**Provided material:**
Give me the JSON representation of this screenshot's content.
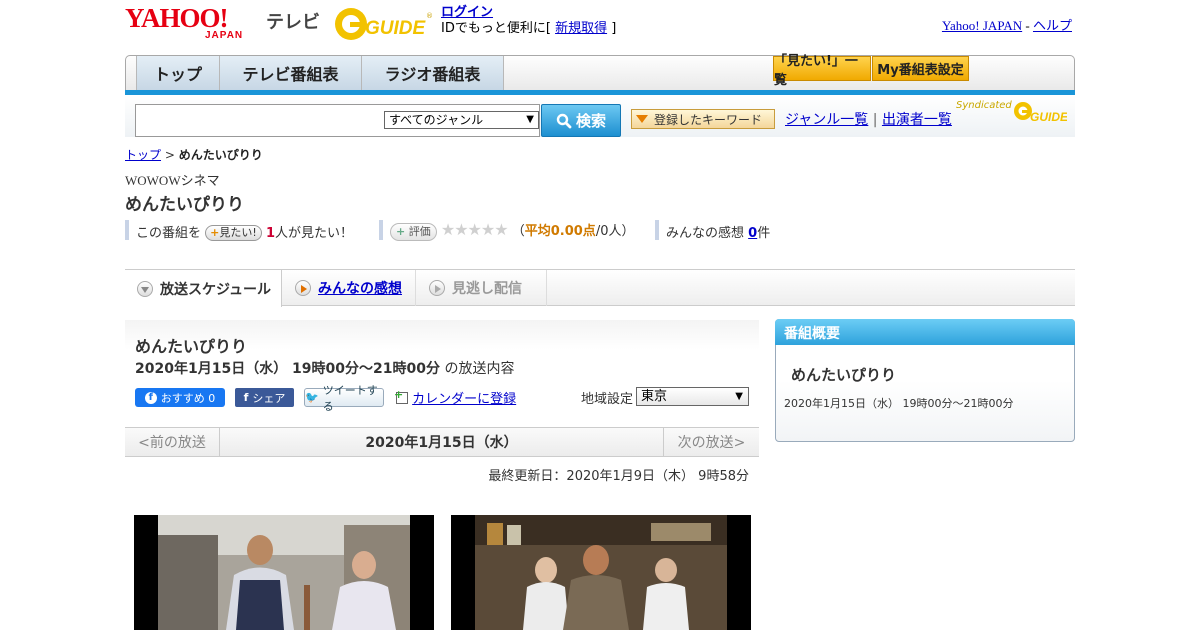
{
  "header": {
    "yahoo_logo": "YAHOO!",
    "yahoo_japan": "JAPAN",
    "tv_label": "テレビ",
    "gguide_logo": "GUIDE",
    "login_link": "ログイン",
    "login_prompt": "IDでもっと便利に[",
    "signup_link": "新規取得",
    "signup_close": "]",
    "yahoo_japan_link": "Yahoo! JAPAN",
    "separator": " - ",
    "help_link": "ヘルプ"
  },
  "nav": {
    "tabs": [
      "トップ",
      "テレビ番組表",
      "ラジオ番組表"
    ],
    "watchlist_button": "「見たい!」一覧",
    "my_schedule_button": "My番組表設定"
  },
  "search": {
    "input_value": "",
    "genre_selected": "すべてのジャンル",
    "search_button": "検索",
    "keyword_button": "登録したキーワード",
    "genre_list_link": "ジャンル一覧",
    "divider": "|",
    "performer_list_link": "出演者一覧",
    "syndicated": "Syndicated"
  },
  "breadcrumb": {
    "top": "トップ",
    "sep": ">",
    "current": "めんたいぴりり"
  },
  "program": {
    "channel": "WOWOWシネマ",
    "title": "めんたいぴりり",
    "stats_prefix": "この番組を",
    "mitai_pill": "見たい!",
    "mitai_count": "1",
    "mitai_suffix": "人が見たい！",
    "eval_pill": "評価",
    "stars": "★★★★★",
    "avg_open": "（",
    "avg_label": "平均0.00点",
    "avg_count": "/0人）",
    "impressions_label": "みんなの感想",
    "impressions_count": "0",
    "impressions_suffix": "件"
  },
  "tabs": [
    {
      "label": "放送スケジュール"
    },
    {
      "label": "みんなの感想"
    },
    {
      "label": "見逃し配信"
    }
  ],
  "schedule": {
    "title": "めんたいぴりり",
    "datetime": "2020年1月15日（水） 19時00分～21時00分",
    "datetime_suffix": "の放送内容",
    "fb_button": "おすすめ 0",
    "share_button": "シェア",
    "tweet_button": "ツイートする",
    "calendar_link": "カレンダーに登録",
    "region_label": "地域設定",
    "region_selected": "東京",
    "prev": "<前の放送",
    "current_date": "2020年1月15日（水）",
    "next": "次の放送>",
    "updated": "最終更新日：2020年1月9日（木） 9時58分"
  },
  "summary": {
    "heading": "番組概要",
    "title": "めんたいぴりり",
    "time": "2020年1月15日（水） 19時00分～21時00分"
  },
  "colors": {
    "brand_red": "#e60012",
    "accent_blue": "#1a95d8",
    "link": "#0000cc",
    "highlight_orange": "#d07a00"
  }
}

**Instructions for the task:** Select the lines that carry the string "みんなの感想" and copy them.

**Reply to the task:**
    "impressions_label": "みんなの感想",
      "label": "みんなの感想"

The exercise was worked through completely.